> **PROBLEM DESCRIPTION**:
Retype the entries from the line containing "- legend-label: Observed" through the line containing "- x-tick-label: 1500: [790, 602, 835, 624]", with both of those lines included.

Dataset excerpt:
↓↓↓

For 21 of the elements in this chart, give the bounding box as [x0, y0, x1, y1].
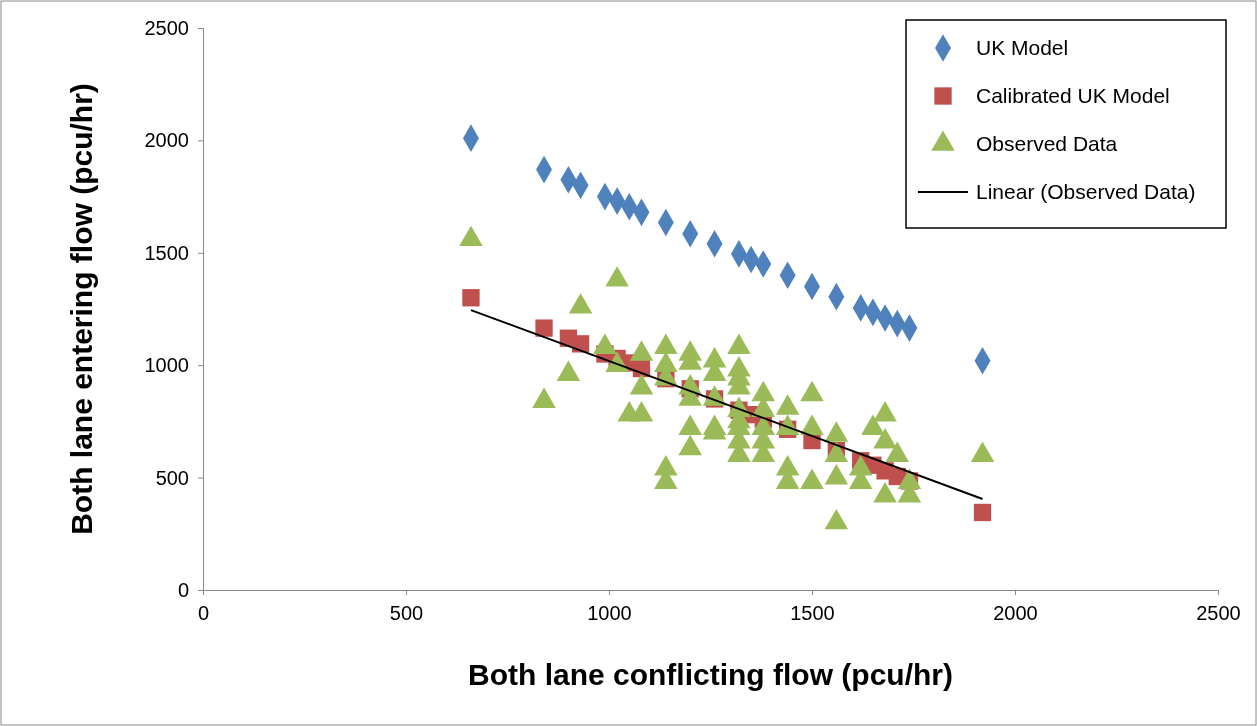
- legend-label: Observed Data: [976, 132, 1118, 156]
- point: [535, 319, 553, 337]
- point: [973, 503, 992, 522]
- point: [462, 289, 480, 307]
- x-tick-label: 1000: [587, 602, 632, 624]
- y-tick-label: 1000: [144, 354, 189, 377]
- legend-label: UK Model: [976, 36, 1069, 60]
- legend-label: Linear (Observed Data): [976, 180, 1196, 204]
- y-tick-label: 2000: [144, 129, 189, 152]
- x-tick-label: 500: [389, 602, 424, 624]
- x-tick-label: 1500: [790, 602, 835, 624]
- x-tick-label: 2500: [1196, 602, 1241, 624]
- x-tick-label: 0: [197, 602, 210, 624]
- legend-label: Calibrated UK Model: [976, 84, 1170, 108]
- y-tick-label: 500: [155, 466, 189, 489]
- x-tick-label: 2000: [993, 602, 1038, 624]
- y-axis-title: Both lane entering flow (pcu/hr): [65, 83, 98, 535]
- x-axis-title: Both lane conflicting flow (pcu/hr): [468, 658, 953, 691]
- y-tick-label: 2500: [144, 16, 189, 39]
- y-tick-label: 1500: [144, 241, 189, 264]
- y-tick-label: 0: [177, 578, 189, 601]
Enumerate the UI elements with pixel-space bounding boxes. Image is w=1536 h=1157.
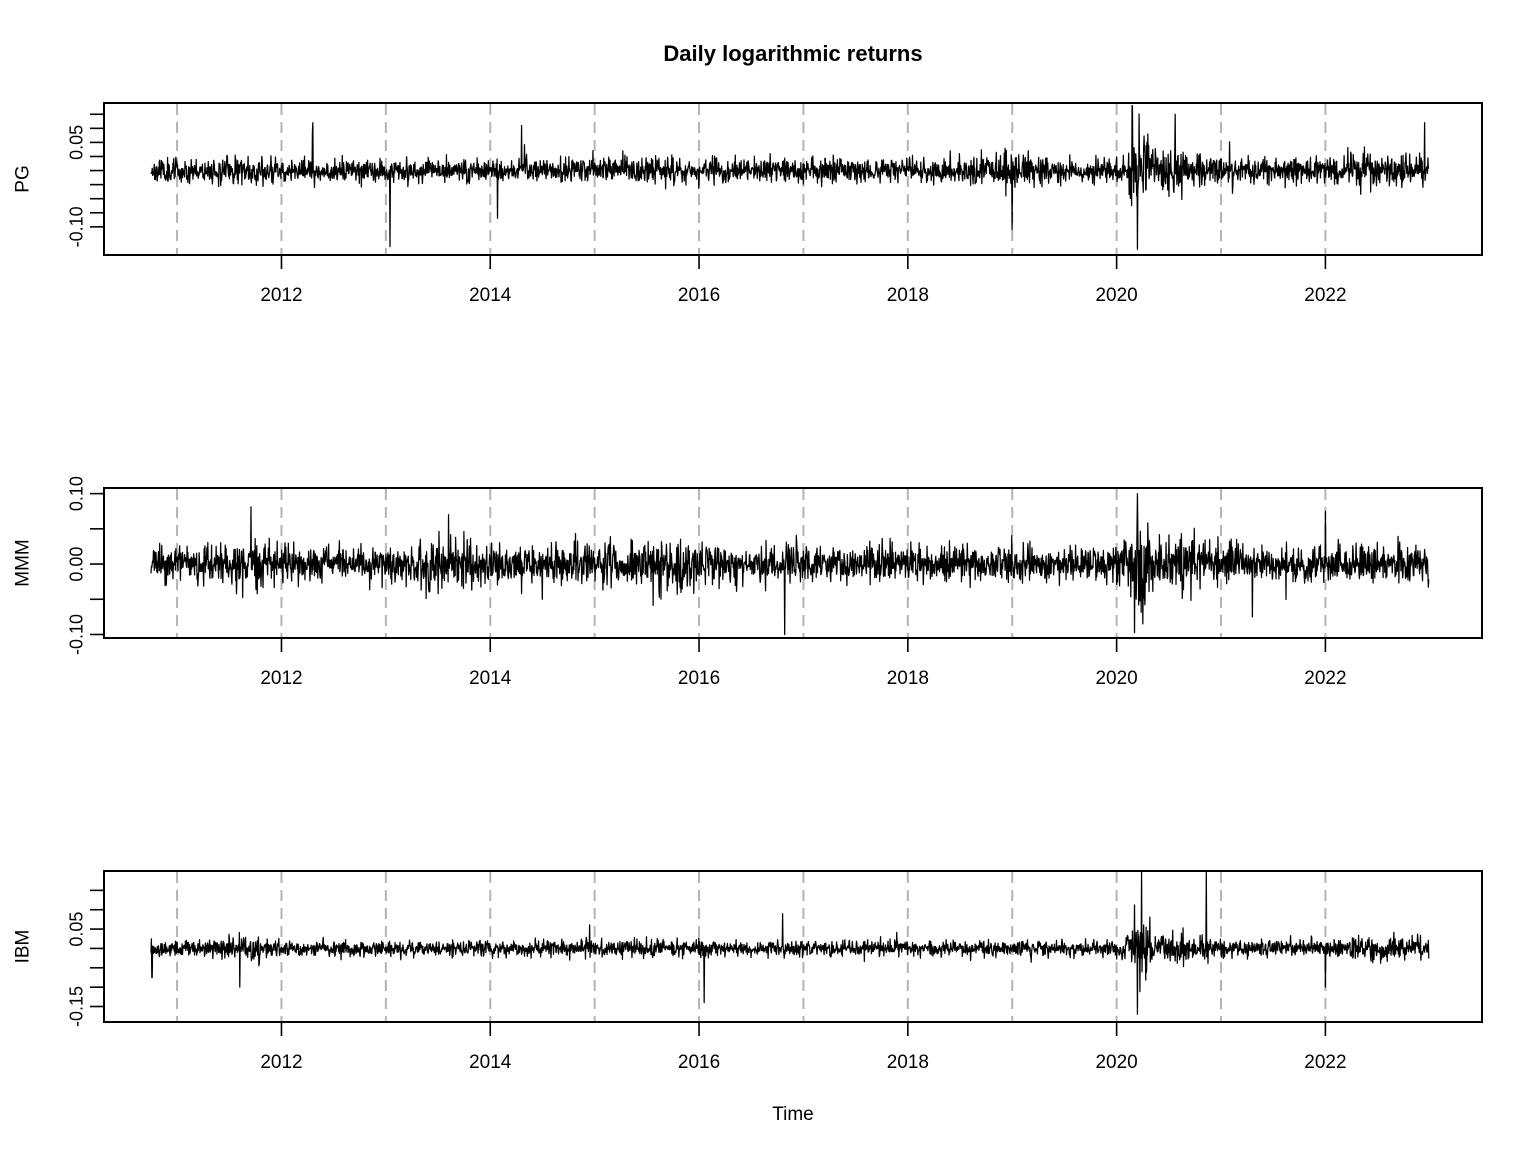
x-axis-title: Time [772, 1104, 814, 1125]
x-tick-label: 2018 [887, 668, 929, 689]
x-tick-label: 2012 [260, 668, 302, 689]
x-tick-label: 2016 [678, 1052, 720, 1073]
x-tick-label: 2020 [1095, 285, 1137, 306]
x-tick-label: 2012 [260, 1052, 302, 1073]
x-tick-label: 2022 [1304, 668, 1346, 689]
panel-ibm: -0.15 0.05 IBM 2012 2014 2016 2018 2020 2022 [13, 870, 1483, 1073]
y-axis-label: PG [13, 165, 34, 192]
x-tick-label: 2014 [469, 1052, 512, 1073]
y-tick-label: 0.05 [66, 125, 86, 160]
y-tick-label: 0.05 [66, 912, 86, 947]
x-tick-label: 2016 [678, 668, 720, 689]
y-axis-label: IBM [13, 930, 34, 964]
chart-title: Daily logarithmic returns [663, 41, 922, 66]
y-axis-label: MMM [13, 539, 34, 586]
y-tick-label: -0.15 [66, 986, 86, 1027]
x-tick-label: 2012 [260, 285, 302, 306]
y-tick-label: -0.10 [66, 206, 86, 247]
x-tick-label: 2014 [469, 668, 512, 689]
panel-pg: -0.10 0.05 PG 2012 2014 2016 2018 2020 2022 [13, 102, 1483, 306]
series-line-mmm [150, 493, 1430, 636]
x-tick-label: 2014 [469, 285, 512, 306]
y-tick-label: -0.10 [66, 614, 86, 655]
x-tick-label: 2020 [1095, 668, 1137, 689]
x-tick-label: 2018 [887, 285, 929, 306]
x-tick-label: 2022 [1304, 285, 1346, 306]
panel-mmm: -0.10 0.00 0.10 MMM 2012 2014 2016 2018 2020 2022 [13, 476, 1483, 689]
y-tick-label: 0.00 [66, 547, 86, 582]
series-line-ibm [150, 870, 1430, 1015]
x-tick-label: 2016 [678, 285, 720, 306]
series-line-pg [150, 105, 1430, 250]
y-tick-label: 0.10 [66, 476, 86, 511]
x-tick-label: 2020 [1095, 1052, 1137, 1073]
x-tick-label: 2018 [887, 1052, 929, 1073]
x-tick-label: 2022 [1304, 1052, 1346, 1073]
plot-frame [103, 102, 1483, 256]
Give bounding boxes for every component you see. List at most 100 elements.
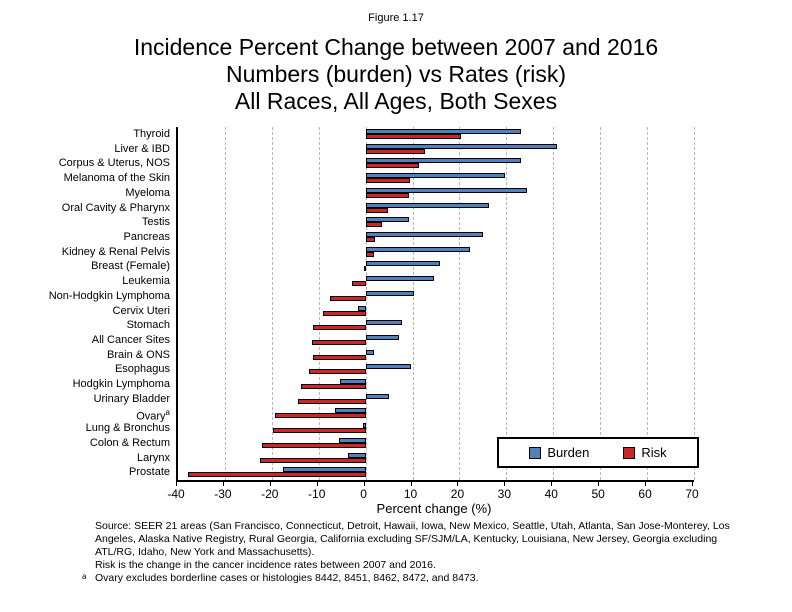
category-label: Lung & Bronchus bbox=[85, 422, 170, 435]
axis-tick bbox=[504, 482, 506, 486]
tick-label: -30 bbox=[214, 487, 232, 501]
category-label: Colon & Rectum bbox=[89, 436, 170, 449]
tick-label: 70 bbox=[685, 487, 699, 501]
burden-bar bbox=[358, 305, 366, 311]
risk-bar bbox=[275, 413, 366, 419]
risk-bar bbox=[365, 163, 420, 169]
axis-tick bbox=[645, 482, 647, 486]
tick-label: 60 bbox=[638, 487, 652, 501]
risk-bar bbox=[309, 369, 366, 375]
title-line-3: All Races, All Ages, Both Sexes bbox=[234, 88, 558, 114]
risk-note: Risk is the change in the cancer inciden… bbox=[95, 559, 436, 571]
category-label: Myeloma bbox=[125, 186, 170, 199]
burden-bar bbox=[365, 143, 557, 149]
gridline bbox=[647, 127, 649, 480]
axis-tick bbox=[363, 482, 365, 486]
risk-bar bbox=[365, 222, 383, 228]
risk-bar bbox=[260, 457, 366, 463]
tick-label: 20 bbox=[450, 487, 465, 501]
gridline bbox=[318, 127, 320, 480]
risk-bar bbox=[365, 192, 410, 198]
gridline bbox=[271, 127, 273, 480]
burden-swatch-icon bbox=[529, 446, 542, 459]
footnotes: Source: SEER 21 areas (San Francisco, Co… bbox=[82, 520, 758, 585]
source-note: Source: SEER 21 areas (San Francisco, Co… bbox=[95, 520, 730, 558]
tick-label: -10 bbox=[308, 487, 326, 501]
axis-tick bbox=[551, 482, 553, 486]
gridline bbox=[553, 127, 555, 480]
burden-bar bbox=[365, 129, 521, 134]
category-label: Hodgkin Lymphoma bbox=[72, 378, 170, 391]
risk-bar bbox=[352, 281, 366, 287]
risk-bar bbox=[329, 295, 366, 301]
risk-bar bbox=[365, 251, 374, 257]
burden-bar bbox=[365, 202, 489, 208]
category-label: All Cancer Sites bbox=[91, 333, 170, 346]
category-label: Pancreas bbox=[123, 230, 170, 243]
plot-area bbox=[176, 127, 695, 482]
figure-number: Figure 1.17 bbox=[368, 12, 424, 24]
category-label: Urinary Bladder bbox=[93, 392, 170, 405]
risk-bar bbox=[273, 428, 366, 434]
gridline bbox=[694, 127, 695, 480]
risk-bar bbox=[323, 310, 366, 316]
category-label: Testis bbox=[141, 216, 170, 229]
risk-bar bbox=[312, 354, 366, 360]
risk-bar bbox=[262, 442, 366, 448]
tick-label: 40 bbox=[544, 487, 558, 501]
burden-bar bbox=[365, 393, 389, 399]
legend-entry-burden: Burden bbox=[529, 445, 589, 460]
risk-bar bbox=[365, 207, 389, 213]
tick-label: 50 bbox=[591, 487, 605, 501]
burden-bar bbox=[347, 452, 366, 458]
legend-label-risk: Risk bbox=[641, 445, 667, 460]
category-label: Larynx bbox=[136, 451, 170, 464]
tick-label: 0 bbox=[360, 487, 367, 501]
title-line-1: Incidence Percent Change between 2007 an… bbox=[133, 34, 659, 60]
tick-label: -40 bbox=[167, 487, 185, 501]
category-label: Stomach bbox=[126, 319, 170, 332]
tick-label: 10 bbox=[403, 487, 418, 501]
axis-tick bbox=[222, 482, 224, 486]
axis-tick bbox=[176, 482, 177, 486]
gridline bbox=[365, 127, 367, 480]
burden-bar bbox=[365, 290, 414, 296]
gridline bbox=[506, 127, 508, 480]
gridline bbox=[459, 127, 461, 480]
risk-bar bbox=[187, 472, 366, 478]
category-label: Brain & ONS bbox=[107, 348, 170, 361]
burden-bar bbox=[365, 364, 411, 370]
risk-bar bbox=[365, 148, 425, 154]
legend-entry-risk: Risk bbox=[623, 445, 667, 460]
burden-bar bbox=[365, 334, 399, 340]
gridline bbox=[224, 127, 226, 480]
axis-tick bbox=[316, 482, 318, 486]
risk-bar bbox=[297, 398, 366, 404]
burden-bar bbox=[338, 437, 366, 443]
category-label: Liver & IBD bbox=[114, 142, 170, 155]
axis-tick bbox=[457, 482, 459, 486]
burden-bar bbox=[365, 349, 374, 355]
gridline bbox=[412, 127, 414, 480]
category-label: Corpus & Uterus, NOS bbox=[58, 157, 170, 170]
category-label: Prostate bbox=[129, 466, 170, 479]
risk-bar bbox=[364, 266, 367, 272]
burden-bar bbox=[365, 173, 505, 179]
tick-label: 30 bbox=[497, 487, 512, 501]
ovary-note: Ovary excludes borderline cases or histo… bbox=[95, 572, 479, 584]
legend: Burden Risk bbox=[497, 437, 699, 468]
title-line-2: Numbers (burden) vs Rates (risk) bbox=[226, 61, 566, 87]
category-superscript: a bbox=[165, 408, 170, 418]
category-label: Kidney & Renal Pelvis bbox=[61, 245, 170, 258]
ovary-note-marker: a bbox=[82, 572, 87, 581]
burden-bar bbox=[362, 423, 366, 429]
risk-bar bbox=[311, 339, 366, 345]
burden-bar bbox=[335, 408, 366, 414]
burden-bar bbox=[339, 379, 366, 385]
burden-bar bbox=[283, 467, 366, 473]
burden-bar bbox=[365, 217, 409, 223]
burden-bar bbox=[365, 246, 471, 252]
gridline bbox=[600, 127, 602, 480]
risk-bar bbox=[312, 325, 366, 331]
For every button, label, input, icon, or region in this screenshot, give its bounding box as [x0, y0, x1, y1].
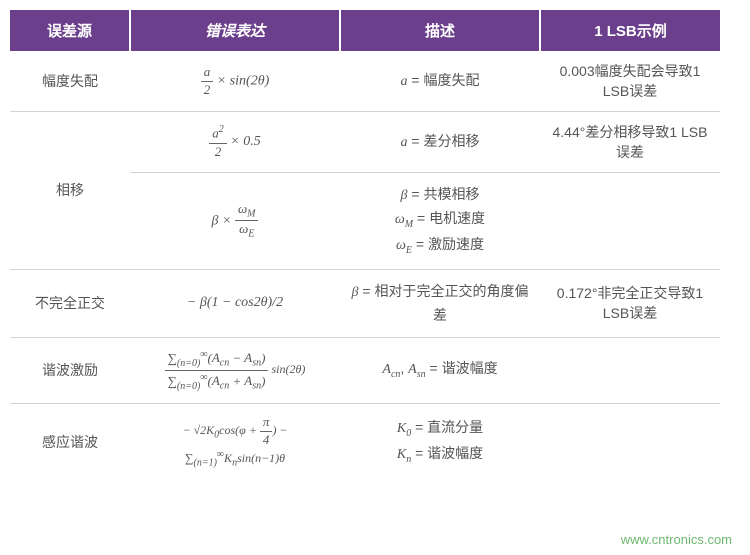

↑↑↑

> **RIGHT ANSWER**:
- legend-label: Observed Data: [976, 132, 1118, 156]
- point: [535, 319, 553, 337]
- point: [973, 503, 992, 522]
- point: [462, 289, 480, 307]
- x-tick-label: 1000: [587, 602, 632, 624]
- y-tick-label: 1000: [144, 354, 189, 377]
- legend-label: UK Model: [976, 36, 1069, 60]
- legend-label: Linear (Observed Data): [976, 180, 1196, 204]
- y-tick-label: 2000: [144, 129, 189, 152]
- x-tick-label: 500: [389, 602, 424, 624]
- x-tick-label: 1500: [790, 602, 835, 624]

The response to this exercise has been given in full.